### PROBLEM DESCRIPTION
Please restate the following records word for word.

-- -- --

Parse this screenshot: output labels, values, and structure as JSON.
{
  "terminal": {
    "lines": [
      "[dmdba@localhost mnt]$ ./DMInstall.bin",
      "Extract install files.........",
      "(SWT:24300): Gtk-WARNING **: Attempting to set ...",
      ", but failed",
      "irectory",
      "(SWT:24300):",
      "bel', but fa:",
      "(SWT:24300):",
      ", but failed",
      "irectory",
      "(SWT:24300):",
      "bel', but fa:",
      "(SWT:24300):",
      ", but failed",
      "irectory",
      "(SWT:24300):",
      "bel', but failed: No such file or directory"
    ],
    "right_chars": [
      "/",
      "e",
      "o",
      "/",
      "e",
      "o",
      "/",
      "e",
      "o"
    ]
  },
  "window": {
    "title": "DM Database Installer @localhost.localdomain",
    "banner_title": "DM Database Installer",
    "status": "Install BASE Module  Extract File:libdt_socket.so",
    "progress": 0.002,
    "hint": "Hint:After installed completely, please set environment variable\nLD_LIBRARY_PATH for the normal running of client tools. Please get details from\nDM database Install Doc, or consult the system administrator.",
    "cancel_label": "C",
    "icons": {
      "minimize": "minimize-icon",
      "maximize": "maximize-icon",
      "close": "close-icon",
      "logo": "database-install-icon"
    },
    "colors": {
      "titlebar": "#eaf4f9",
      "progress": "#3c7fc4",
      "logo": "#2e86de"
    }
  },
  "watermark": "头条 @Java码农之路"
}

-- -- --

### SOLUTION TO THIS EXERCISE
Parse this screenshot: output labels, values, and structure as JSON.
{
  "terminal": {
    "lines": [
      "[dmdba@localhost mnt]$ ./DMInstall.bin",
      "Extract install files.........",
      "(SWT:24300): Gtk-WARNING **: Attempting to set ...",
      ", but failed",
      "irectory",
      "(SWT:24300):",
      "bel', but fa:",
      "(SWT:24300):",
      ", but failed",
      "irectory",
      "(SWT:24300):",
      "bel', but fa:",
      "(SWT:24300):",
      ", but failed",
      "irectory",
      "(SWT:24300):",
      "bel', but failed: No such file or directory"
    ],
    "right_chars": [
      "/",
      "e",
      "o",
      "/",
      "e",
      "o",
      "/",
      "e",
      "o"
    ]
  },
  "window": {
    "title": "DM Database Installer @localhost.localdomain",
    "banner_title": "DM Database Installer",
    "status": "Install BASE Module  Extract File:libdt_socket.so",
    "progress": 0.002,
    "hint": "Hint:After installed completely, please set environment variable\nLD_LIBRARY_PATH for the normal running of client tools. Please get details from\nDM database Install Doc, or consult the system administrator.",
    "cancel_label": "C",
    "icons": {
      "minimize": "minimize-icon",
      "maximize": "maximize-icon",
      "close": "close-icon",
      "logo": "database-install-icon"
    },
    "colors": {
      "titlebar": "#eaf4f9",
      "progress": "#3c7fc4",
      "logo": "#2e86de"
    }
  },
  "watermark": "头条 @Java码农之路"
}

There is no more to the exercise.